任务要求: 下面有一段记述村中几户邻居人家的选段，紧接其最后一句往下续写。

节选原文:
-----
由此往北,是老八和健康弟兄的家。新砖房的北侧,曾是三间朝北坐南的瓦房,中间隔着一道土墙。左边的马生荣家,多年前已经没了人的踪影——先是他的女儿嫁到东关乡麦茬湾,后是他叫六十三的傻儿子死去,再后来是他再娶的瓜子媳妇无疾而终,最后是他病死在家中的土炕上。隔壁的老徐家,仅住一间房,他个头低矮,人却很聪明,能照着原物仿制各种小物件,七十多岁时无疾而终;他的妻子是个哑巴,得腿疼病多年行走不便,生下的两个儿子,因家境贫困没有娶妻;老徐去世多年后,他的哑巴老婆活到八十多岁离世。他们和河对岸的小利家,都是回民,似乎还有亲戚关系。 户口本上填写回民的,还有距此一二百米的小霞家。小霞的父亲,和小利的母亲是亲姊妹,原是成县人,至于何时迁移来此,我一概不知。小霞的父亲在林场当工人,退休后住在县城东关村;她的姐姐霞霞,嫁到县城回民集居的东关乡;母亲给小霞招了上门女婿,孩子也有十七八岁了;比她大两岁的哥哥“宁”,学名李正先,是和我一同玩大又一同上村学的伙伴,他先顶父亲的班被安置在榆树林场,后在嘉陵林业检查站工作,几年前突然暴病身亡,这个家庭的顶梁柱轰然而折。
-----
数据部分:
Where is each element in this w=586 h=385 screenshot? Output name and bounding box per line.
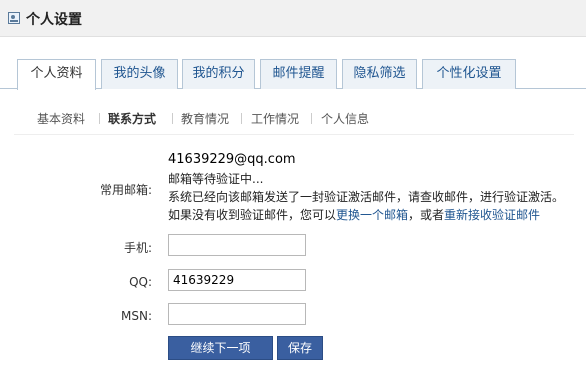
-----
本题作答:
顺着出村的路,从下往上最先是成拜家。他的父亲我叫“张爷”,他的母亲我叫“张婆”,如今都已离世;他的妻子小红,是育红的姐姐,应该与我姐同岁;他的女儿燕妮,嫁到了老家西和,他的儿子燕辉,已经长大成人,只待说一门儿媳。与成拜家紧邻的,是红卫家。他们两家,以前住在村北头的“大块子”,在那里的还有老李、马建国两家。红卫姓牛,他比我年长好几岁;他的父亲去世多年,母亲也有七十多岁了;他的大姐嫁到永宁乡仇沟村,大妹嫁到了安徽,二妹永红嫁到了游龙乡阎门村,和他的妻子巧娥是“两换亲”;他的儿子牛龙年过二十,随时准备着娶媳妇;他的女儿娟娟,已长成大姑娘,如今不再上学了,跟着母亲“闯”北京去了。
三反,大名沈宏。他家所在的地儿,原是上世纪生产队的仓库,那里新砖房拔地而起,唯一能做印证的,只有门前那一块水泥场了。三反的父亲,曾参加过乡医培训,家里人的头痛脑热,用几味草药即可医好,也经常帮助村里人打针;老年时得腿痛病,农田里的活计不能料理,学会了一手“竹编”的技能,背篓、篮子、撮箕,甚至漏饭罩也编的得心应手,大概是从他的老丈人那里学来的。三反的母亲的娘家在下沟村,其生母却在沟外的郭家庄,七十多岁的人,一头白发像落在头顶的霜雪;三反的妻子春玲,原是“城里人”,由于看上他这个人,硬是抵住了亲戚六人的反对,做了地道的农民;三反的儿子飞飞,和我的外甥亮亮同龄,他的女儿雪茹,正在上初中。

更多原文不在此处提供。